Data records
***
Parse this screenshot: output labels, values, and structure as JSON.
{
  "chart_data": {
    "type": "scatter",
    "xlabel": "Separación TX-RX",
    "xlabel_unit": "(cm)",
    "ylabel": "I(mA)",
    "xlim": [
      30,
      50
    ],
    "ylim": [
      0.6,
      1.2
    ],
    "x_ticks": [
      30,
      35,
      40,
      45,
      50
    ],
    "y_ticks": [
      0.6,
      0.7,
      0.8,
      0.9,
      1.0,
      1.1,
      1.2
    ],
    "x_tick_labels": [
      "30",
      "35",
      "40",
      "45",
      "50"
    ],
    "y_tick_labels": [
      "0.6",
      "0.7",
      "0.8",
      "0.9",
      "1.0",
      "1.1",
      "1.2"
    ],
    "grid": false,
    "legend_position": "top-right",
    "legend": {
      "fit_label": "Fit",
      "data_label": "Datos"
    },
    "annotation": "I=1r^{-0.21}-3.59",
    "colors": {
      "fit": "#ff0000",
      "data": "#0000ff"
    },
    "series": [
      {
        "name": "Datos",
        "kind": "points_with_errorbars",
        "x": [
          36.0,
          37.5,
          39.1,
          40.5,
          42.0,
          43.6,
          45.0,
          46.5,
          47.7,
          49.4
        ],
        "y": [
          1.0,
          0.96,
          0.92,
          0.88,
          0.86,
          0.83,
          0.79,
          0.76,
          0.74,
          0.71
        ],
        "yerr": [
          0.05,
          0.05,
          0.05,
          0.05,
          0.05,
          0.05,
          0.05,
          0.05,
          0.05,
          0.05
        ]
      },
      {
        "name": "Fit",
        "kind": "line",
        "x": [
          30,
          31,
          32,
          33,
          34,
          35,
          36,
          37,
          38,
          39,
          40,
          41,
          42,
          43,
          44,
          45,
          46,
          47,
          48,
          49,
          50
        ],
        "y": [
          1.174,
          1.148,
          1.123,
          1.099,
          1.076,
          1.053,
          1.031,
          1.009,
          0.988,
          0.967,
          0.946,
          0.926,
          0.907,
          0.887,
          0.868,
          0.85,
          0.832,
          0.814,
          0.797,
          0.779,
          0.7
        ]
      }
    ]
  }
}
***
→ **STATED TASK**
Extract every line above exactly as it stands.

→ **REPLY**
Parse this screenshot: output labels, values, and structure as JSON.
{
  "chart_data": {
    "type": "scatter",
    "xlabel": "Separación TX-RX",
    "xlabel_unit": "(cm)",
    "ylabel": "I(mA)",
    "xlim": [
      30,
      50
    ],
    "ylim": [
      0.6,
      1.2
    ],
    "x_ticks": [
      30,
      35,
      40,
      45,
      50
    ],
    "y_ticks": [
      0.6,
      0.7,
      0.8,
      0.9,
      1.0,
      1.1,
      1.2
    ],
    "x_tick_labels": [
      "30",
      "35",
      "40",
      "45",
      "50"
    ],
    "y_tick_labels": [
      "0.6",
      "0.7",
      "0.8",
      "0.9",
      "1.0",
      "1.1",
      "1.2"
    ],
    "grid": false,
    "legend_position": "top-right",
    "legend": {
      "fit_label": "Fit",
      "data_label": "Datos"
    },
    "annotation": "I=1r^{-0.21}-3.59",
    "colors": {
      "fit": "#ff0000",
      "data": "#0000ff"
    },
    "series": [
      {
        "name": "Datos",
        "kind": "points_with_errorbars",
        "x": [
          36.0,
          37.5,
          39.1,
          40.5,
          42.0,
          43.6,
          45.0,
          46.5,
          47.7,
          49.4
        ],
        "y": [
          1.0,
          0.96,
          0.92,
          0.88,
          0.86,
          0.83,
          0.79,
          0.76,
          0.74,
          0.71
        ],
        "yerr": [
          0.05,
          0.05,
          0.05,
          0.05,
          0.05,
          0.05,
          0.05,
          0.05,
          0.05,
          0.05
        ]
      },
      {
        "name": "Fit",
        "kind": "line",
        "x": [
          30,
          31,
          32,
          33,
          34,
          35,
          36,
          37,
          38,
          39,
          40,
          41,
          42,
          43,
          44,
          45,
          46,
          47,
          48,
          49,
          50
        ],
        "y": [
          1.174,
          1.148,
          1.123,
          1.099,
          1.076,
          1.053,
          1.031,
          1.009,
          0.988,
          0.967,
          0.946,
          0.926,
          0.907,
          0.887,
          0.868,
          0.85,
          0.832,
          0.814,
          0.797,
          0.779,
          0.7
        ]
      }
    ]
  }
}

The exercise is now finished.